▶ [Data extract]:
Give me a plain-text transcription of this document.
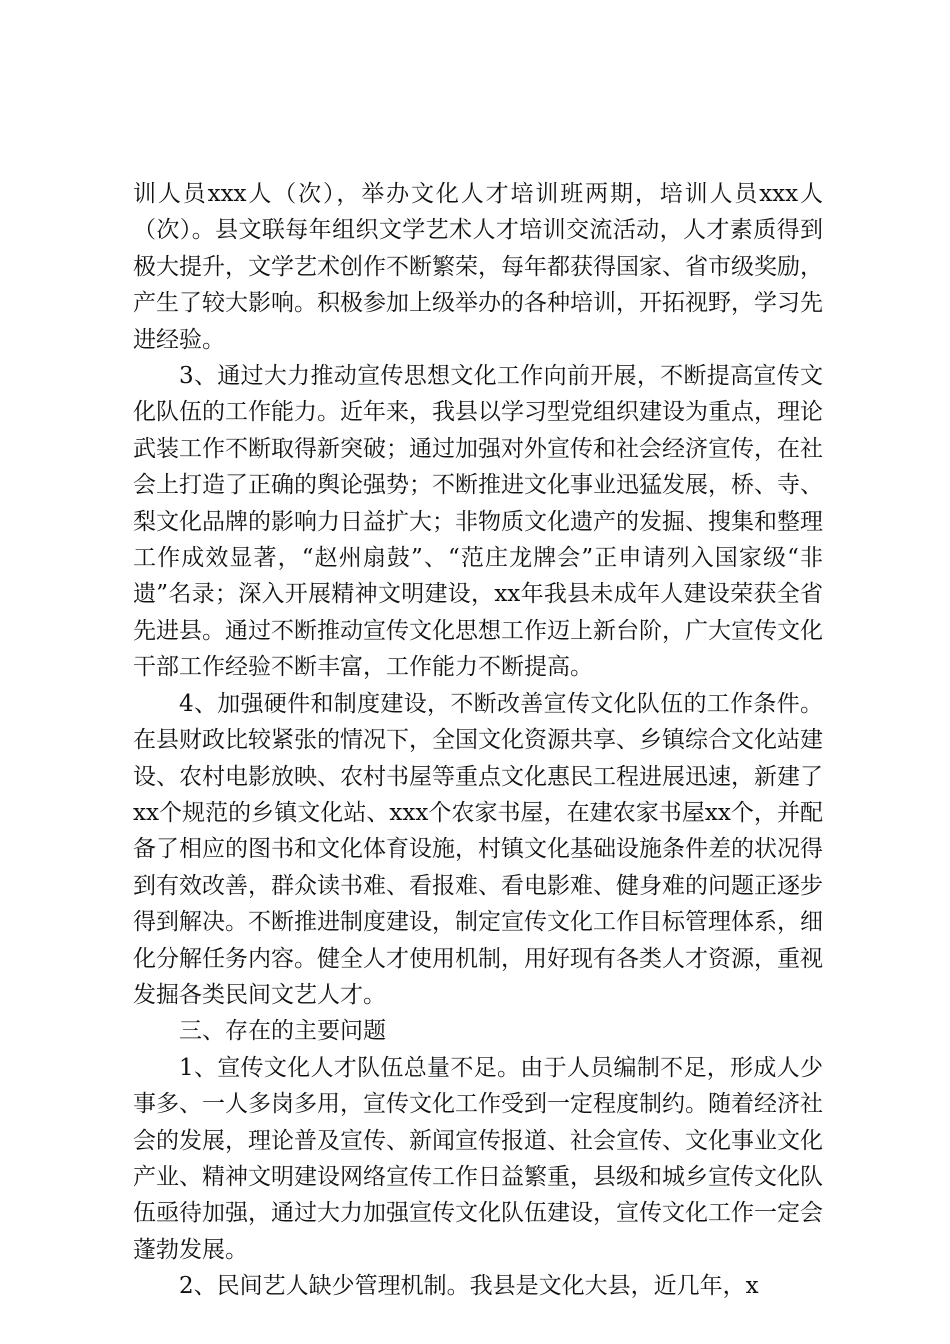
训人员xxx人（次），举办文化人才培训班两期，培训人员xxx人（次）。县文联每年组织文学艺术人才培训交流活动，人才素质得到极大提升，文学艺术创作不断繁荣，每年都获得国家、省市级奖励，产生了较大影响。积极参加上级举办的各种培训，开拓视野，学习先进经验。

3、通过大力推动宣传思想文化工作向前开展，不断提高宣传文化队伍的工作能力。近年来，我县以学习型党组织建设为重点，理论武装工作不断取得新突破；通过加强对外宣传和社会经济宣传，在社会上打造了正确的舆论强势；不断推进文化事业迅猛发展，桥、寺、梨文化品牌的影响力日益扩大；非物质文化遗产的发掘、搜集和整理工作成效显著，“赵州扇鼓”、“范庄龙牌会”正申请列入国家级“非遗”名录；深入开展精神文明建设，xx年我县未成年人建设荣获全省先进县。通过不断推动宣传文化思想工作迈上新台阶，广大宣传文化干部工作经验不断丰富，工作能力不断提高。

4、加强硬件和制度建设，不断改善宣传文化队伍的工作条件。在县财政比较紧张的情况下，全国文化资源共享、乡镇综合文化站建设、农村电影放映、农村书屋等重点文化惠民工程进展迅速，新建了xx个规范的乡镇文化站、xxx个农家书屋，在建农家书屋xx个，并配备了相应的图书和文化体育设施，村镇文化基础设施条件差的状况得到有效改善，群众读书难、看报难、看电影难、健身难的问题正逐步得到解决。不断推进制度建设，制定宣传文化工作目标管理体系，细化分解任务内容。健全人才使用机制，用好现有各类人才资源，重视发掘各类民间文艺人才。

三、存在的主要问题

1、宣传文化人才队伍总量不足。由于人员编制不足，形成人少事多、一人多岗多用，宣传文化工作受到一定程度制约。随着经济社会的发展，理论普及宣传、新闻宣传报道、社会宣传、文化事业文化产业、精神文明建设网络宣传工作日益繁重，县级和城乡宣传文化队伍亟待加强，通过大力加强宣传文化队伍建设，宣传文化工作一定会蓬勃发展。

2、民间艺人缺少管理机制。我县是文化大县，近几年，x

▶ [Stated goal]: Copy every line above word for word and exclude the pictures.

▶ [Solution to this problem]:
Give me a plain-text transcription of this document.
训人员xxx人（次），举办文化人才培训班两期，培训人员xxx人（次）。县文联每年组织文学艺术人才培训交流活动，人才素质得到极大提升，文学艺术创作不断繁荣，每年都获得国家、省市级奖励，产生了较大影响。积极参加上级举办的各种培训，开拓视野，学习先进经验。

3、通过大力推动宣传思想文化工作向前开展，不断提高宣传文化队伍的工作能力。近年来，我县以学习型党组织建设为重点，理论武装工作不断取得新突破；通过加强对外宣传和社会经济宣传，在社会上打造了正确的舆论强势；不断推进文化事业迅猛发展，桥、寺、梨文化品牌的影响力日益扩大；非物质文化遗产的发掘、搜集和整理工作成效显著，“赵州扇鼓”、“范庄龙牌会”正申请列入国家级“非遗”名录；深入开展精神文明建设，xx年我县未成年人建设荣获全省先进县。通过不断推动宣传文化思想工作迈上新台阶，广大宣传文化干部工作经验不断丰富，工作能力不断提高。

4、加强硬件和制度建设，不断改善宣传文化队伍的工作条件。在县财政比较紧张的情况下，全国文化资源共享、乡镇综合文化站建设、农村电影放映、农村书屋等重点文化惠民工程进展迅速，新建了xx个规范的乡镇文化站、xxx个农家书屋，在建农家书屋xx个，并配备了相应的图书和文化体育设施，村镇文化基础设施条件差的状况得到有效改善，群众读书难、看报难、看电影难、健身难的问题正逐步得到解决。不断推进制度建设，制定宣传文化工作目标管理体系，细化分解任务内容。健全人才使用机制，用好现有各类人才资源，重视发掘各类民间文艺人才。

三、存在的主要问题

1、宣传文化人才队伍总量不足。由于人员编制不足，形成人少事多、一人多岗多用，宣传文化工作受到一定程度制约。随着经济社会的发展，理论普及宣传、新闻宣传报道、社会宣传、文化事业文化产业、精神文明建设网络宣传工作日益繁重，县级和城乡宣传文化队伍亟待加强，通过大力加强宣传文化队伍建设，宣传文化工作一定会蓬勃发展。

2、民间艺人缺少管理机制。我县是文化大县，近几年，x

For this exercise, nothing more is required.